(Figure dataset records)
◆ ◆ ◆

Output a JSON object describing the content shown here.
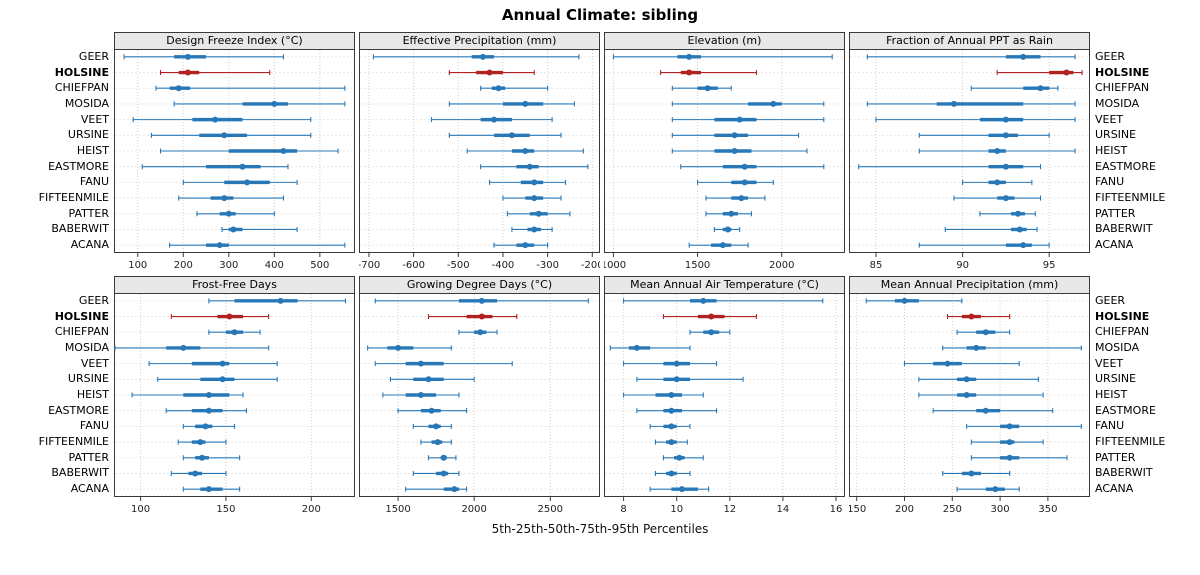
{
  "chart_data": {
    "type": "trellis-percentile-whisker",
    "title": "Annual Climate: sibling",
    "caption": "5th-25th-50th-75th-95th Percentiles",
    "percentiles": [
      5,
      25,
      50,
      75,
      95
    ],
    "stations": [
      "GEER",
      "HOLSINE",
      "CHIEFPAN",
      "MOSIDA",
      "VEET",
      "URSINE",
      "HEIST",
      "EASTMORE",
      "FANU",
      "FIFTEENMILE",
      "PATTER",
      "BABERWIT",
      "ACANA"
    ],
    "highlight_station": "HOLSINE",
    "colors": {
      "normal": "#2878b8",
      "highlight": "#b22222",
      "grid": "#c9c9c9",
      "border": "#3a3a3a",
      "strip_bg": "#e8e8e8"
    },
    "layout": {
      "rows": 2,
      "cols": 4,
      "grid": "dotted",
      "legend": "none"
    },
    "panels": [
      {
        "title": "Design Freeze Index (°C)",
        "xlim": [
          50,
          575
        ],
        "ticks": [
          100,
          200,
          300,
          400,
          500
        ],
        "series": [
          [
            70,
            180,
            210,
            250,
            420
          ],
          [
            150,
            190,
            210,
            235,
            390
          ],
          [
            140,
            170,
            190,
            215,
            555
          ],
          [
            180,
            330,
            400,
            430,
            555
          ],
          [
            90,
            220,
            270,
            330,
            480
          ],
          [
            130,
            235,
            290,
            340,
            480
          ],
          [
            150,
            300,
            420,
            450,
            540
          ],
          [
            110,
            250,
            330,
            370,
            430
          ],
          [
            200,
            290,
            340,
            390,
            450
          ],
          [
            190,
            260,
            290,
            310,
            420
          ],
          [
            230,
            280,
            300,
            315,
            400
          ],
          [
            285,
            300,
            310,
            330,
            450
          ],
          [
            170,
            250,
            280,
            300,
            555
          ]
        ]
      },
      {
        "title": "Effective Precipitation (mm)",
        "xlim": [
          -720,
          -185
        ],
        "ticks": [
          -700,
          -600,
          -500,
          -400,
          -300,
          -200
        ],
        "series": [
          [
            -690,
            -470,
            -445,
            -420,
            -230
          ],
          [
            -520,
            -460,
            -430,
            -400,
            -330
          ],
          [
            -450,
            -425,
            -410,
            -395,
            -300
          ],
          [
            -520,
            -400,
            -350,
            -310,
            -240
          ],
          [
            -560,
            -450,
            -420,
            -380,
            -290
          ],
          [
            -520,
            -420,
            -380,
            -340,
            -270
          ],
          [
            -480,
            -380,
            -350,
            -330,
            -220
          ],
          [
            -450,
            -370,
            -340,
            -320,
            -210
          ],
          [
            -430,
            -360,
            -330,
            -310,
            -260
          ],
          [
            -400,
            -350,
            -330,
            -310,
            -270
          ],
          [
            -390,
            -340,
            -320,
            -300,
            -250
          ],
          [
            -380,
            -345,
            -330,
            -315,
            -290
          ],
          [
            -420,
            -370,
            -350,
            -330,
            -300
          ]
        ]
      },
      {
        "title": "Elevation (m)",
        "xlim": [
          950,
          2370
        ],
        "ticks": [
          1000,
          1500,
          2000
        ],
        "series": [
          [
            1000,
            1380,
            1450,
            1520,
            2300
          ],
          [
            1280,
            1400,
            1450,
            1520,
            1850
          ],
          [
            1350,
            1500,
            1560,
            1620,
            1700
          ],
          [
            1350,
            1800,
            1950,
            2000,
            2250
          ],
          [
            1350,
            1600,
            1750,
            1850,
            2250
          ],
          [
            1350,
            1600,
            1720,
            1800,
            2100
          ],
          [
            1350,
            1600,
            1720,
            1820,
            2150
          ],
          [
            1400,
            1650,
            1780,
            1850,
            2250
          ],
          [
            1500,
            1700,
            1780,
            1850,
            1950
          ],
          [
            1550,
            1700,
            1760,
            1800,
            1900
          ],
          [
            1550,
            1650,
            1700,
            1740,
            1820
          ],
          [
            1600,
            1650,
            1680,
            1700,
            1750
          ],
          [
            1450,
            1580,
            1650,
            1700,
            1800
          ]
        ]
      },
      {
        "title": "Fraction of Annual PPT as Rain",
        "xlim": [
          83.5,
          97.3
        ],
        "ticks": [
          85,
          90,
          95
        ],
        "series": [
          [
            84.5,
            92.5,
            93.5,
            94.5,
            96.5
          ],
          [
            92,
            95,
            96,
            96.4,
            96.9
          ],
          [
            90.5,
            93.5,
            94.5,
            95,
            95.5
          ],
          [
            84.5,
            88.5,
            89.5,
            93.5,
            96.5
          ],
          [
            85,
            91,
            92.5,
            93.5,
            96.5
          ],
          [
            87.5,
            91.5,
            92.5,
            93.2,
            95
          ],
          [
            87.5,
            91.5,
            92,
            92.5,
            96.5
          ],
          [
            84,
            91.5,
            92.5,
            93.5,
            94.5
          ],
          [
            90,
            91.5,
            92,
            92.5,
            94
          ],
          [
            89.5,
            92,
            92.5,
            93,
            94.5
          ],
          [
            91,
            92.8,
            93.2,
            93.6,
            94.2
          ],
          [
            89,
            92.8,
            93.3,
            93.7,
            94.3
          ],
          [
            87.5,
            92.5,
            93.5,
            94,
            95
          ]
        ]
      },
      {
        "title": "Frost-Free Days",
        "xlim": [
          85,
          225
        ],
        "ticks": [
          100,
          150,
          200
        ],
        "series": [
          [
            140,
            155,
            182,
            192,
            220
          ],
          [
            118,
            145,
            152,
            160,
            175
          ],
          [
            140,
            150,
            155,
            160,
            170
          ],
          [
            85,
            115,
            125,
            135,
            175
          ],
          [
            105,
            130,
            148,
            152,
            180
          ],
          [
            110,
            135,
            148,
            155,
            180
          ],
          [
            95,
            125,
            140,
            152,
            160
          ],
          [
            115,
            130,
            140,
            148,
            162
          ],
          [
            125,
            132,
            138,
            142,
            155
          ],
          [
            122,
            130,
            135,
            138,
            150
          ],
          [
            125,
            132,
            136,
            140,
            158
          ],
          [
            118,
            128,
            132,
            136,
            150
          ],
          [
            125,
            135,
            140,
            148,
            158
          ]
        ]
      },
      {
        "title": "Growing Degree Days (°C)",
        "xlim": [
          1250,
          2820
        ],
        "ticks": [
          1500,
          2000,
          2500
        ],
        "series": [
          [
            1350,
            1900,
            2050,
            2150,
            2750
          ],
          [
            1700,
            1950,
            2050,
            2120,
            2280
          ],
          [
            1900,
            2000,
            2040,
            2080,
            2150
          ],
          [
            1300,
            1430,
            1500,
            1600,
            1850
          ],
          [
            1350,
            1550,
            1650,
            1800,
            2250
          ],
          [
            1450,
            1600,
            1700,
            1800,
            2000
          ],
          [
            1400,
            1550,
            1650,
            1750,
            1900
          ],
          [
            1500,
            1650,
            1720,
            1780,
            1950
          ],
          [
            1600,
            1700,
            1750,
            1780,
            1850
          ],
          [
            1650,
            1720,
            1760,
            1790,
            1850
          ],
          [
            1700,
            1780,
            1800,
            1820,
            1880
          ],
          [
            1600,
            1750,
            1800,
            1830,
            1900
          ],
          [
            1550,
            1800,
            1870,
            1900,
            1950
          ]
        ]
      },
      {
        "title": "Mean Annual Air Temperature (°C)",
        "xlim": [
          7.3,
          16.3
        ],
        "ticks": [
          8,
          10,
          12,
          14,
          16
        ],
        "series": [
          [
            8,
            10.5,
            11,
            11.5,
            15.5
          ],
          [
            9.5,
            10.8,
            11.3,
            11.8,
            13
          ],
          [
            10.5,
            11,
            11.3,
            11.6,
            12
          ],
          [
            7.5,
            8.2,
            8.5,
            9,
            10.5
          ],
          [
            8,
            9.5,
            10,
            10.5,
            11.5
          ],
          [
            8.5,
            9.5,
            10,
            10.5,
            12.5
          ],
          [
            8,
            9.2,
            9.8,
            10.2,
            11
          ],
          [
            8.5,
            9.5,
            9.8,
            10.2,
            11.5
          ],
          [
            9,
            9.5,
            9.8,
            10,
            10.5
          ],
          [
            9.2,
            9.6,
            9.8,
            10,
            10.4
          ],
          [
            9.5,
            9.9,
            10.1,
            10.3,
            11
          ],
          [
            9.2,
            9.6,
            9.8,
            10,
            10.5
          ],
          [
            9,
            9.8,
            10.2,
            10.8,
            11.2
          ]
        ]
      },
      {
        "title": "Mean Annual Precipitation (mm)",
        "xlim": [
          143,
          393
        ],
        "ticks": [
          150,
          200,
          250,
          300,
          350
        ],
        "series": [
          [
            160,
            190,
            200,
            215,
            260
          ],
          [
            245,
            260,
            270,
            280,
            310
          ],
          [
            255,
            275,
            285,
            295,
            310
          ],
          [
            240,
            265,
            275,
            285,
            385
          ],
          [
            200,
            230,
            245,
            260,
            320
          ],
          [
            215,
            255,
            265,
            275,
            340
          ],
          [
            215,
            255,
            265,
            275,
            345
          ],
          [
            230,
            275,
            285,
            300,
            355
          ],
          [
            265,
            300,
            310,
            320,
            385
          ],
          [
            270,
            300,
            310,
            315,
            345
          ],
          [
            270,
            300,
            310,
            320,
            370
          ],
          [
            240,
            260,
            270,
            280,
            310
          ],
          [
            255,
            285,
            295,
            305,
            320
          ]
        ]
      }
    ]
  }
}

◆ ◆ ◆

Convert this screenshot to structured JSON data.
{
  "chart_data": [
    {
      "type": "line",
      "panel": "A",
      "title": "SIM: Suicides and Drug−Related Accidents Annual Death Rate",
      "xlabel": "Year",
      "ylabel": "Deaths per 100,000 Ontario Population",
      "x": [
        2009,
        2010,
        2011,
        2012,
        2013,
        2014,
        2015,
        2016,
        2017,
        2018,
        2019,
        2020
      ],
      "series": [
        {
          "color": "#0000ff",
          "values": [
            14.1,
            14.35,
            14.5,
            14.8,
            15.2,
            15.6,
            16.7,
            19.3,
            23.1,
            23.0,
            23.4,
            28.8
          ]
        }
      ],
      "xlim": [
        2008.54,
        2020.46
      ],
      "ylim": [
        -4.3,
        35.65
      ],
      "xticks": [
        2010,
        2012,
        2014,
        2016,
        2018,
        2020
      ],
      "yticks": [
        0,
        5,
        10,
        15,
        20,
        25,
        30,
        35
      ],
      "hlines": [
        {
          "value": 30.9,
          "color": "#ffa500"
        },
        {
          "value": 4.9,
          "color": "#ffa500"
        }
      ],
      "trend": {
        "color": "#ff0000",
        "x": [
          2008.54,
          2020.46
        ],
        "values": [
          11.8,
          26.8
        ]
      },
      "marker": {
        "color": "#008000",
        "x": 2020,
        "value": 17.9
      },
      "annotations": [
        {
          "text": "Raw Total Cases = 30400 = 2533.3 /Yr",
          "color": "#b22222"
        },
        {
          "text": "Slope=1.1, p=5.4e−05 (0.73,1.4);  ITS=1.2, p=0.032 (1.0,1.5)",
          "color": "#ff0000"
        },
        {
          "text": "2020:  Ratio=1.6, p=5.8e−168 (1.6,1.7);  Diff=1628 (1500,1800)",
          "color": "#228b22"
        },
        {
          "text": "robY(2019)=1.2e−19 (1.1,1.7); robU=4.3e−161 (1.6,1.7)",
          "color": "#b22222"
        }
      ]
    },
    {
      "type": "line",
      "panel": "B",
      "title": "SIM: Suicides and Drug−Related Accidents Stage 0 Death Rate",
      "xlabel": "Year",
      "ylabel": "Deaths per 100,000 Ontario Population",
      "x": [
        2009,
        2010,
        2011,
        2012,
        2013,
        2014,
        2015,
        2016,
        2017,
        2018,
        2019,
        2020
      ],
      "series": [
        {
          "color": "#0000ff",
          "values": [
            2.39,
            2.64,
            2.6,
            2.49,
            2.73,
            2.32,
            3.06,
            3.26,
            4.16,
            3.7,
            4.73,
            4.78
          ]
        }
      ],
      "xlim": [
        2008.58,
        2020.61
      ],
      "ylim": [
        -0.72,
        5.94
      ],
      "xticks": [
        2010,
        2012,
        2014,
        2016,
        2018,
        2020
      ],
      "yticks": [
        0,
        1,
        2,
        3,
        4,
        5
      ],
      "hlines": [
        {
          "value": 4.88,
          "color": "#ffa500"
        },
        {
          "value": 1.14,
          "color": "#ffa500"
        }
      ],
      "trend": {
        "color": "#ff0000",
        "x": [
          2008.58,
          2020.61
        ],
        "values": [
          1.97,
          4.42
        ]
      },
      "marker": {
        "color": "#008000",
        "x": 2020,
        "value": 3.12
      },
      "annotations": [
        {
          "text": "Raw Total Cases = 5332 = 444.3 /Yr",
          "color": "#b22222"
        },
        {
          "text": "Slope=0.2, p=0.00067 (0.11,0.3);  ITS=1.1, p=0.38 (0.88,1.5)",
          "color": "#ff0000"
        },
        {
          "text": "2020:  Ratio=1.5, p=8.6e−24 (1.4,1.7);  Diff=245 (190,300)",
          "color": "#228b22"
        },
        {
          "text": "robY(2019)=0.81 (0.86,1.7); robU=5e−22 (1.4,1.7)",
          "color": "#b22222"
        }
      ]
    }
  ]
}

◆ ◆ ◆

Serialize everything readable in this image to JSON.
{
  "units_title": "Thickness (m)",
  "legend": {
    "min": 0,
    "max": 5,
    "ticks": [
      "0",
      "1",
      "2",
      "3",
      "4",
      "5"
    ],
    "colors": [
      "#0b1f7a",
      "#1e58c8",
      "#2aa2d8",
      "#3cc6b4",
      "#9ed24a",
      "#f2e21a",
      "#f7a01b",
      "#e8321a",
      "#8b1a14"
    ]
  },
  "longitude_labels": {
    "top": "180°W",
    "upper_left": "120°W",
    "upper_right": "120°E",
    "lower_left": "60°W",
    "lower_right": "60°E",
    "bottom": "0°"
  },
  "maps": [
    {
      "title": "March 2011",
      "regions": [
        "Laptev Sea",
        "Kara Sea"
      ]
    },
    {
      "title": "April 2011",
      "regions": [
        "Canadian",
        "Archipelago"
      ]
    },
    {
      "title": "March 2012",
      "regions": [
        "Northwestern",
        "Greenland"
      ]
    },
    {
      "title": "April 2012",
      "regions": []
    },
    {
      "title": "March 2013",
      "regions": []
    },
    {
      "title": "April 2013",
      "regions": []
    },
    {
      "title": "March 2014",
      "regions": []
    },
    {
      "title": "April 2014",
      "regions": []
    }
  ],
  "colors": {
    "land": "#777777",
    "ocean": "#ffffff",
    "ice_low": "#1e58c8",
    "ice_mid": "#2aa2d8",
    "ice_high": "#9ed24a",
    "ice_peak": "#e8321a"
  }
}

◆ ◆ ◆

Set problem: Filter lines by "April" and return each hit.

Expected output:
      "title": "April 2011",
      "title": "April 2012",
      "title": "April 2013",
      "title": "April 2014",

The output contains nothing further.